> **INSTRUCTIONS FOR THE TASK**
List each line of the data that holds the word "symbol".

> **Extracted records**
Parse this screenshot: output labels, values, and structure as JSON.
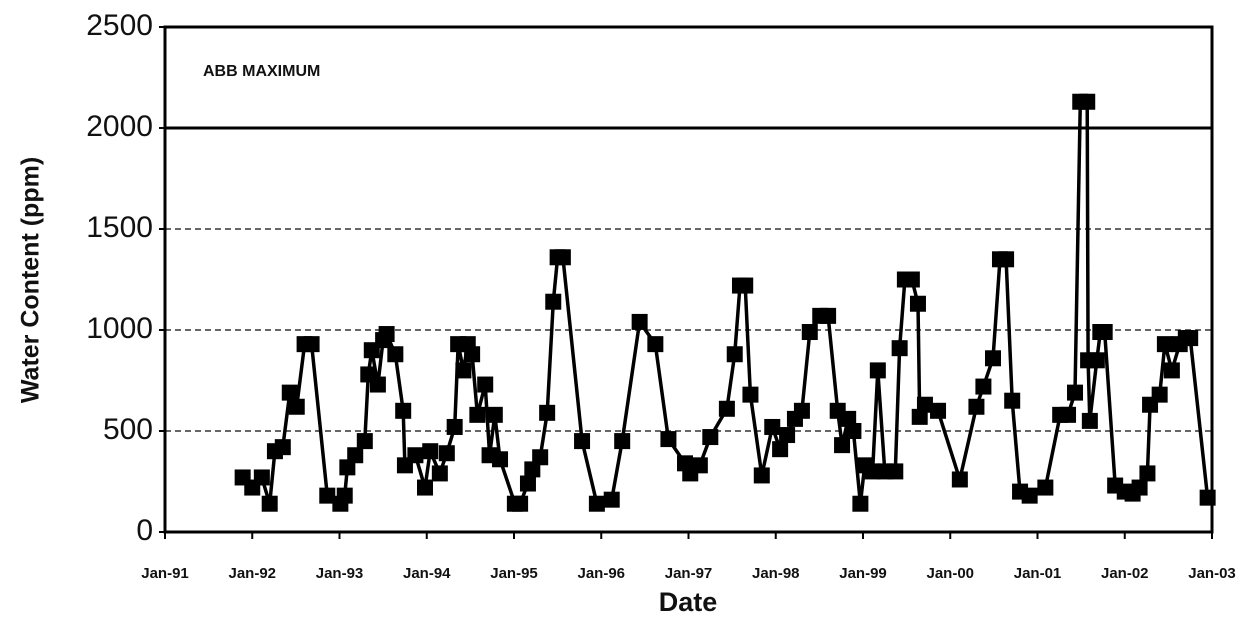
{
  "chart_data": {
    "type": "line",
    "xlabel": "Date",
    "ylabel": "Water Content (ppm)",
    "color": "#000000",
    "marker": "square",
    "grid": true,
    "reference_line": {
      "value": 2000,
      "label": "ABB MAXIMUM"
    },
    "xlim": [
      1991,
      2003
    ],
    "xticks": [
      {
        "value": 1991,
        "label": "Jan-91"
      },
      {
        "value": 1992,
        "label": "Jan-92"
      },
      {
        "value": 1993,
        "label": "Jan-93"
      },
      {
        "value": 1994,
        "label": "Jan-94"
      },
      {
        "value": 1995,
        "label": "Jan-95"
      },
      {
        "value": 1996,
        "label": "Jan-96"
      },
      {
        "value": 1997,
        "label": "Jan-97"
      },
      {
        "value": 1998,
        "label": "Jan-98"
      },
      {
        "value": 1999,
        "label": "Jan-99"
      },
      {
        "value": 2000,
        "label": "Jan-00"
      },
      {
        "value": 2001,
        "label": "Jan-01"
      },
      {
        "value": 2002,
        "label": "Jan-02"
      },
      {
        "value": 2003,
        "label": "Jan-03"
      }
    ],
    "ylim": [
      0,
      2500
    ],
    "yticks": [
      0,
      500,
      1000,
      1500,
      2000,
      2500
    ],
    "x": [
      1991.89,
      1992.0,
      1992.11,
      1992.2,
      1992.26,
      1992.35,
      1992.43,
      1992.51,
      1992.6,
      1992.68,
      1992.86,
      1993.01,
      1993.06,
      1993.09,
      1993.18,
      1993.29,
      1993.33,
      1993.37,
      1993.44,
      1993.5,
      1993.54,
      1993.64,
      1993.73,
      1993.75,
      1993.87,
      1993.98,
      1994.04,
      1994.15,
      1994.23,
      1994.32,
      1994.36,
      1994.42,
      1994.47,
      1994.52,
      1994.58,
      1994.67,
      1994.72,
      1994.78,
      1994.84,
      1995.01,
      1995.07,
      1995.16,
      1995.21,
      1995.3,
      1995.38,
      1995.45,
      1995.5,
      1995.56,
      1995.78,
      1995.95,
      1996.12,
      1996.24,
      1996.44,
      1996.62,
      1996.77,
      1996.96,
      1997.02,
      1997.13,
      1997.25,
      1997.44,
      1997.53,
      1997.59,
      1997.65,
      1997.71,
      1997.84,
      1997.96,
      1998.05,
      1998.13,
      1998.22,
      1998.3,
      1998.39,
      1998.51,
      1998.6,
      1998.71,
      1998.76,
      1998.83,
      1998.89,
      1998.97,
      1999.02,
      1999.11,
      1999.17,
      1999.25,
      1999.37,
      1999.42,
      1999.48,
      1999.56,
      1999.63,
      1999.65,
      1999.71,
      1999.86,
      2000.11,
      2000.3,
      2000.38,
      2000.49,
      2000.57,
      2000.64,
      2000.71,
      2000.8,
      2000.91,
      2001.09,
      2001.26,
      2001.35,
      2001.43,
      2001.49,
      2001.57,
      2001.58,
      2001.6,
      2001.68,
      2001.72,
      2001.77,
      2001.89,
      2002.0,
      2002.09,
      2002.17,
      2002.26,
      2002.29,
      2002.4,
      2002.46,
      2002.54,
      2002.63,
      2002.7,
      2002.75,
      2002.95
    ],
    "values": [
      270,
      220,
      270,
      140,
      400,
      420,
      690,
      620,
      930,
      930,
      180,
      140,
      180,
      320,
      380,
      450,
      780,
      900,
      730,
      950,
      980,
      880,
      600,
      330,
      380,
      220,
      400,
      290,
      390,
      520,
      930,
      800,
      930,
      880,
      580,
      730,
      380,
      580,
      360,
      140,
      140,
      240,
      310,
      370,
      590,
      1140,
      1360,
      1360,
      450,
      140,
      160,
      450,
      1040,
      930,
      460,
      340,
      290,
      330,
      470,
      610,
      880,
      1220,
      1220,
      680,
      280,
      520,
      410,
      480,
      560,
      600,
      990,
      1070,
      1070,
      600,
      430,
      560,
      500,
      140,
      330,
      300,
      800,
      300,
      300,
      910,
      1250,
      1250,
      1130,
      570,
      630,
      600,
      260,
      620,
      720,
      860,
      1350,
      1350,
      650,
      200,
      180,
      220,
      580,
      580,
      690,
      2130,
      2130,
      850,
      550,
      850,
      990,
      990,
      230,
      200,
      190,
      220,
      290,
      630,
      680,
      930,
      800,
      930,
      960,
      960,
      170
    ]
  }
}
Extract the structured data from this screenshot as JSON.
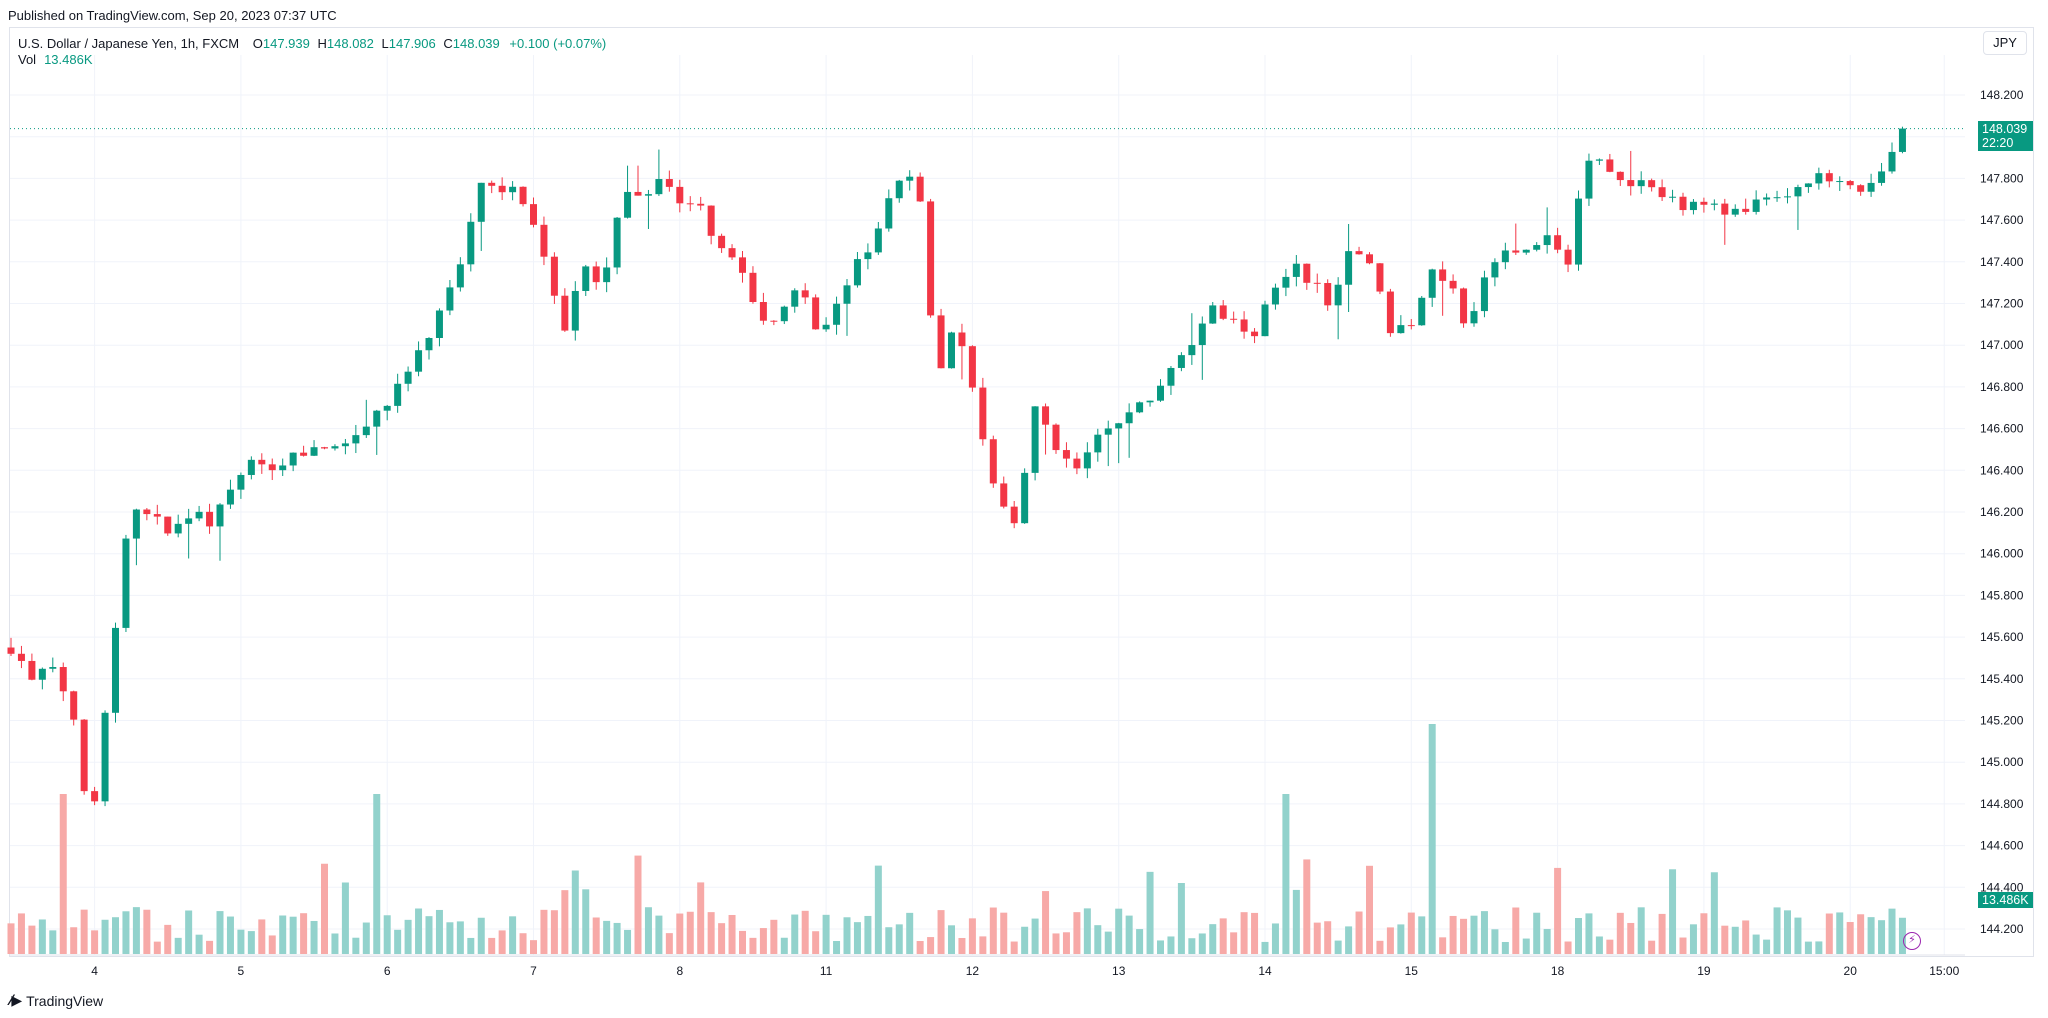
{
  "header": {
    "published": "Published on TradingView.com, Sep 20, 2023 07:37 UTC"
  },
  "legend": {
    "symbol": "U.S. Dollar / Japanese Yen, 1h, FXCM",
    "open_label": "O",
    "open": "147.939",
    "high_label": "H",
    "high": "148.082",
    "low_label": "L",
    "low": "147.906",
    "close_label": "C",
    "close": "148.039",
    "change": "+0.100 (+0.07%)",
    "vol_label": "Vol",
    "vol_value": "13.486K"
  },
  "currency_button": "JPY",
  "price_badge": {
    "price": "148.039",
    "countdown": "22:20"
  },
  "volume_badge": "13.486K",
  "brand": "TradingView",
  "colors": {
    "up": "#089981",
    "down": "#f23645",
    "up_vol": "#92d2cc",
    "down_vol": "#f7a9a7",
    "grid": "#f0f3fa"
  },
  "chart_data": {
    "type": "candlestick",
    "symbol": "USD/JPY",
    "interval": "1h",
    "ylim": [
      144.1,
      148.35
    ],
    "y_ticks": [
      "148.200",
      "148.000",
      "147.800",
      "147.600",
      "147.400",
      "147.200",
      "147.000",
      "146.800",
      "146.600",
      "146.400",
      "146.200",
      "146.000",
      "145.800",
      "145.600",
      "145.400",
      "145.200",
      "145.000",
      "144.800",
      "144.600",
      "144.400",
      "144.200"
    ],
    "x_ticks": [
      {
        "label": "4",
        "bar": 8
      },
      {
        "label": "5",
        "bar": 22
      },
      {
        "label": "6",
        "bar": 36
      },
      {
        "label": "7",
        "bar": 50
      },
      {
        "label": "8",
        "bar": 64
      },
      {
        "label": "11",
        "bar": 78
      },
      {
        "label": "12",
        "bar": 92
      },
      {
        "label": "13",
        "bar": 106
      },
      {
        "label": "14",
        "bar": 120
      },
      {
        "label": "15",
        "bar": 134
      },
      {
        "label": "18",
        "bar": 148
      },
      {
        "label": "19",
        "bar": 162
      },
      {
        "label": "20",
        "bar": 176
      },
      {
        "label": "15:00",
        "bar": 185
      }
    ],
    "last_price": 148.039,
    "close_path": [
      [
        0,
        145.55
      ],
      [
        1,
        145.4
      ],
      [
        2,
        145.45
      ],
      [
        3,
        145.3
      ],
      [
        4,
        144.65
      ],
      [
        5,
        145.4
      ],
      [
        6,
        146.2
      ],
      [
        7,
        146.18
      ],
      [
        8,
        146.12
      ],
      [
        9,
        146.2
      ],
      [
        10,
        146.15
      ],
      [
        11,
        146.25
      ],
      [
        12,
        146.45
      ],
      [
        13,
        146.38
      ],
      [
        14,
        146.46
      ],
      [
        15,
        146.49
      ],
      [
        16,
        146.48
      ],
      [
        17,
        146.5
      ],
      [
        18,
        146.6
      ],
      [
        19,
        146.7
      ],
      [
        20,
        146.85
      ],
      [
        21,
        147.0
      ],
      [
        22,
        147.2
      ],
      [
        23,
        147.45
      ],
      [
        24,
        147.8
      ],
      [
        25,
        147.76
      ],
      [
        26,
        147.7
      ],
      [
        27,
        147.45
      ],
      [
        28,
        147.05
      ],
      [
        29,
        147.4
      ],
      [
        30,
        147.25
      ],
      [
        31,
        147.75
      ],
      [
        32,
        147.7
      ],
      [
        33,
        147.8
      ],
      [
        34,
        147.65
      ],
      [
        35,
        147.65
      ],
      [
        36,
        147.45
      ],
      [
        37,
        147.4
      ],
      [
        38,
        147.1
      ],
      [
        39,
        147.15
      ],
      [
        40,
        147.3
      ],
      [
        41,
        147.0
      ],
      [
        42,
        147.2
      ],
      [
        43,
        147.4
      ],
      [
        44,
        147.55
      ],
      [
        45,
        147.8
      ],
      [
        46,
        147.82
      ],
      [
        47,
        146.85
      ],
      [
        48,
        147.1
      ],
      [
        49,
        146.7
      ],
      [
        50,
        146.3
      ],
      [
        51,
        146.1
      ],
      [
        52,
        146.7
      ],
      [
        53,
        146.5
      ],
      [
        54,
        146.4
      ],
      [
        55,
        146.55
      ],
      [
        56,
        146.6
      ],
      [
        57,
        146.7
      ],
      [
        58,
        146.75
      ],
      [
        59,
        146.9
      ],
      [
        60,
        147.0
      ],
      [
        61,
        147.2
      ],
      [
        62,
        147.1
      ],
      [
        63,
        147.05
      ],
      [
        64,
        147.25
      ],
      [
        65,
        147.4
      ],
      [
        66,
        147.3
      ],
      [
        67,
        147.2
      ],
      [
        68,
        147.45
      ],
      [
        69,
        147.4
      ],
      [
        70,
        147.05
      ],
      [
        71,
        147.1
      ],
      [
        72,
        147.35
      ],
      [
        73,
        147.3
      ],
      [
        74,
        147.05
      ],
      [
        75,
        147.4
      ],
      [
        76,
        147.45
      ],
      [
        77,
        147.45
      ],
      [
        78,
        147.5
      ],
      [
        79,
        147.4
      ],
      [
        80,
        147.9
      ],
      [
        81,
        147.85
      ],
      [
        82,
        147.8
      ],
      [
        83,
        147.75
      ],
      [
        84,
        147.7
      ],
      [
        85,
        147.65
      ],
      [
        86,
        147.7
      ],
      [
        87,
        147.6
      ],
      [
        88,
        147.65
      ],
      [
        89,
        147.7
      ],
      [
        90,
        147.7
      ],
      [
        91,
        147.75
      ],
      [
        92,
        147.82
      ],
      [
        93,
        147.75
      ],
      [
        94,
        147.72
      ],
      [
        95,
        147.85
      ],
      [
        96,
        148.04
      ]
    ],
    "volume_peaks": [
      {
        "bar": 5,
        "value": "high"
      },
      {
        "bar": 35,
        "value": "high"
      },
      {
        "bar": 122,
        "value": "high"
      },
      {
        "bar": 136,
        "value": "highest"
      }
    ]
  }
}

> **ANSWER TO THIS TASK**
    "symbol": "U.S. Dollar / Japanese Yen, 1h, FXCM",
    "symbol": "USD/JPY",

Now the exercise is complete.